- **WORK INSTRUCTIONS**:
Leave out the pictures and repeat everything else in the records exactly.

====

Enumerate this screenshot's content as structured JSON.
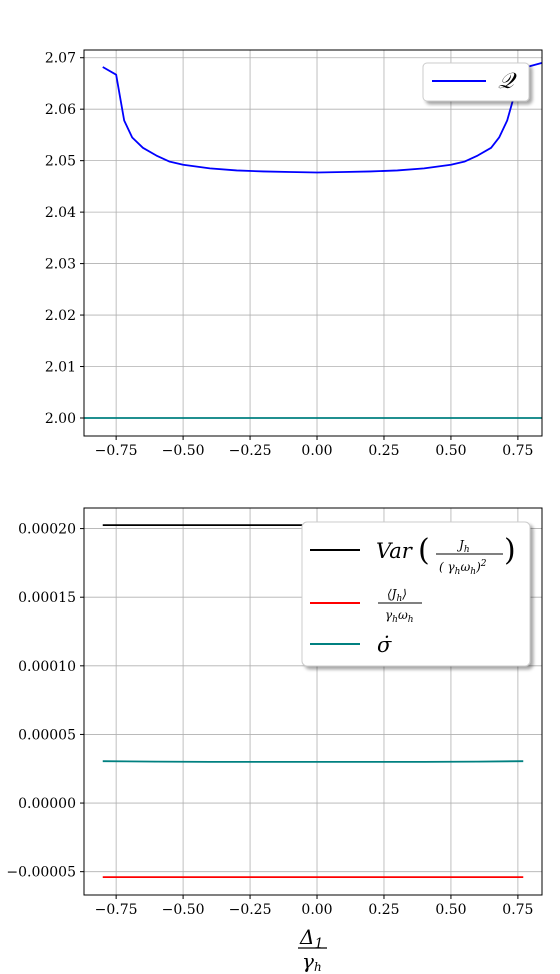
{
  "chart_data": [
    {
      "type": "line",
      "title": "",
      "xlabel": "",
      "ylabel": "",
      "xlim": [
        -0.87,
        0.84
      ],
      "ylim": [
        1.9965,
        2.0715
      ],
      "xticks": [
        -0.75,
        -0.5,
        -0.25,
        0.0,
        0.25,
        0.5,
        0.75
      ],
      "xtick_labels": [
        "−0.75",
        "−0.50",
        "−0.25",
        "0.00",
        "0.25",
        "0.50",
        "0.75"
      ],
      "yticks": [
        2.0,
        2.01,
        2.02,
        2.03,
        2.04,
        2.05,
        2.06,
        2.07
      ],
      "ytick_labels": [
        "2.00",
        "2.01",
        "2.02",
        "2.03",
        "2.04",
        "2.05",
        "2.06",
        "2.07"
      ],
      "grid": true,
      "legend_position": "top-right",
      "series": [
        {
          "name": "𝒬",
          "color": "#0000ff",
          "x": [
            -0.8,
            -0.75,
            -0.72,
            -0.69,
            -0.65,
            -0.6,
            -0.55,
            -0.5,
            -0.4,
            -0.3,
            -0.2,
            -0.1,
            0.0,
            0.1,
            0.2,
            0.3,
            0.4,
            0.5,
            0.55,
            0.6,
            0.65,
            0.68,
            0.71,
            0.73,
            0.75,
            0.77,
            0.84
          ],
          "y": [
            2.0682,
            2.0667,
            2.0578,
            2.0545,
            2.0525,
            2.051,
            2.0498,
            2.0492,
            2.0485,
            2.0481,
            2.0479,
            2.0478,
            2.0477,
            2.0478,
            2.0479,
            2.0481,
            2.0485,
            2.0492,
            2.0498,
            2.051,
            2.0525,
            2.0545,
            2.0578,
            2.0615,
            2.0655,
            2.068,
            2.069
          ]
        },
        {
          "name": "",
          "color": "#008080",
          "x": [
            -0.87,
            0.84
          ],
          "y": [
            2.0,
            2.0
          ]
        }
      ]
    },
    {
      "type": "line",
      "title": "",
      "xlabel": "Δ1 / γh",
      "ylabel": "",
      "xlim": [
        -0.87,
        0.84
      ],
      "ylim": [
        -6.7e-05,
        0.000215
      ],
      "xticks": [
        -0.75,
        -0.5,
        -0.25,
        0.0,
        0.25,
        0.5,
        0.75
      ],
      "xtick_labels": [
        "−0.75",
        "−0.50",
        "−0.25",
        "0.00",
        "0.25",
        "0.50",
        "0.75"
      ],
      "yticks": [
        -5e-05,
        0.0,
        5e-05,
        0.0001,
        0.00015,
        0.0002
      ],
      "ytick_labels": [
        "−0.00005",
        "0.00000",
        "0.00005",
        "0.00010",
        "0.00015",
        "0.00020"
      ],
      "grid": true,
      "legend_position": "top-right",
      "series": [
        {
          "name": "Var(Jh/(γhωh)²)",
          "color": "#000000",
          "x": [
            -0.8,
            0.77
          ],
          "y": [
            0.0002025,
            0.0002025
          ]
        },
        {
          "name": "⟨Jh⟩/γhωh",
          "color": "#ff0000",
          "x": [
            -0.8,
            0.77
          ],
          "y": [
            -5.4e-05,
            -5.4e-05
          ]
        },
        {
          "name": "σ̇",
          "color": "#008080",
          "x": [
            -0.8,
            -0.6,
            -0.4,
            -0.2,
            0.0,
            0.2,
            0.4,
            0.6,
            0.77
          ],
          "y": [
            3.05e-05,
            3.02e-05,
            3e-05,
            3e-05,
            3e-05,
            3e-05,
            3e-05,
            3.02e-05,
            3.05e-05
          ]
        }
      ]
    }
  ]
}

====

- **COMPLETED TASK**:
Enumerate this screenshot's content as structured JSON.
{
  "chart_data": [
    {
      "type": "line",
      "title": "",
      "xlabel": "",
      "ylabel": "",
      "xlim": [
        -0.87,
        0.84
      ],
      "ylim": [
        1.9965,
        2.0715
      ],
      "xticks": [
        -0.75,
        -0.5,
        -0.25,
        0.0,
        0.25,
        0.5,
        0.75
      ],
      "xtick_labels": [
        "−0.75",
        "−0.50",
        "−0.25",
        "0.00",
        "0.25",
        "0.50",
        "0.75"
      ],
      "yticks": [
        2.0,
        2.01,
        2.02,
        2.03,
        2.04,
        2.05,
        2.06,
        2.07
      ],
      "ytick_labels": [
        "2.00",
        "2.01",
        "2.02",
        "2.03",
        "2.04",
        "2.05",
        "2.06",
        "2.07"
      ],
      "grid": true,
      "legend_position": "top-right",
      "series": [
        {
          "name": "𝒬",
          "color": "#0000ff",
          "x": [
            -0.8,
            -0.75,
            -0.72,
            -0.69,
            -0.65,
            -0.6,
            -0.55,
            -0.5,
            -0.4,
            -0.3,
            -0.2,
            -0.1,
            0.0,
            0.1,
            0.2,
            0.3,
            0.4,
            0.5,
            0.55,
            0.6,
            0.65,
            0.68,
            0.71,
            0.73,
            0.75,
            0.77,
            0.84
          ],
          "y": [
            2.0682,
            2.0667,
            2.0578,
            2.0545,
            2.0525,
            2.051,
            2.0498,
            2.0492,
            2.0485,
            2.0481,
            2.0479,
            2.0478,
            2.0477,
            2.0478,
            2.0479,
            2.0481,
            2.0485,
            2.0492,
            2.0498,
            2.051,
            2.0525,
            2.0545,
            2.0578,
            2.0615,
            2.0655,
            2.068,
            2.069
          ]
        },
        {
          "name": "",
          "color": "#008080",
          "x": [
            -0.87,
            0.84
          ],
          "y": [
            2.0,
            2.0
          ]
        }
      ]
    },
    {
      "type": "line",
      "title": "",
      "xlabel": "Δ1 / γh",
      "ylabel": "",
      "xlim": [
        -0.87,
        0.84
      ],
      "ylim": [
        -6.7e-05,
        0.000215
      ],
      "xticks": [
        -0.75,
        -0.5,
        -0.25,
        0.0,
        0.25,
        0.5,
        0.75
      ],
      "xtick_labels": [
        "−0.75",
        "−0.50",
        "−0.25",
        "0.00",
        "0.25",
        "0.50",
        "0.75"
      ],
      "yticks": [
        -5e-05,
        0.0,
        5e-05,
        0.0001,
        0.00015,
        0.0002
      ],
      "ytick_labels": [
        "−0.00005",
        "0.00000",
        "0.00005",
        "0.00010",
        "0.00015",
        "0.00020"
      ],
      "grid": true,
      "legend_position": "top-right",
      "series": [
        {
          "name": "Var(Jh/(γhωh)²)",
          "color": "#000000",
          "x": [
            -0.8,
            0.77
          ],
          "y": [
            0.0002025,
            0.0002025
          ]
        },
        {
          "name": "⟨Jh⟩/γhωh",
          "color": "#ff0000",
          "x": [
            -0.8,
            0.77
          ],
          "y": [
            -5.4e-05,
            -5.4e-05
          ]
        },
        {
          "name": "σ̇",
          "color": "#008080",
          "x": [
            -0.8,
            -0.6,
            -0.4,
            -0.2,
            0.0,
            0.2,
            0.4,
            0.6,
            0.77
          ],
          "y": [
            3.05e-05,
            3.02e-05,
            3e-05,
            3e-05,
            3e-05,
            3e-05,
            3e-05,
            3.02e-05,
            3.05e-05
          ]
        }
      ]
    }
  ]
}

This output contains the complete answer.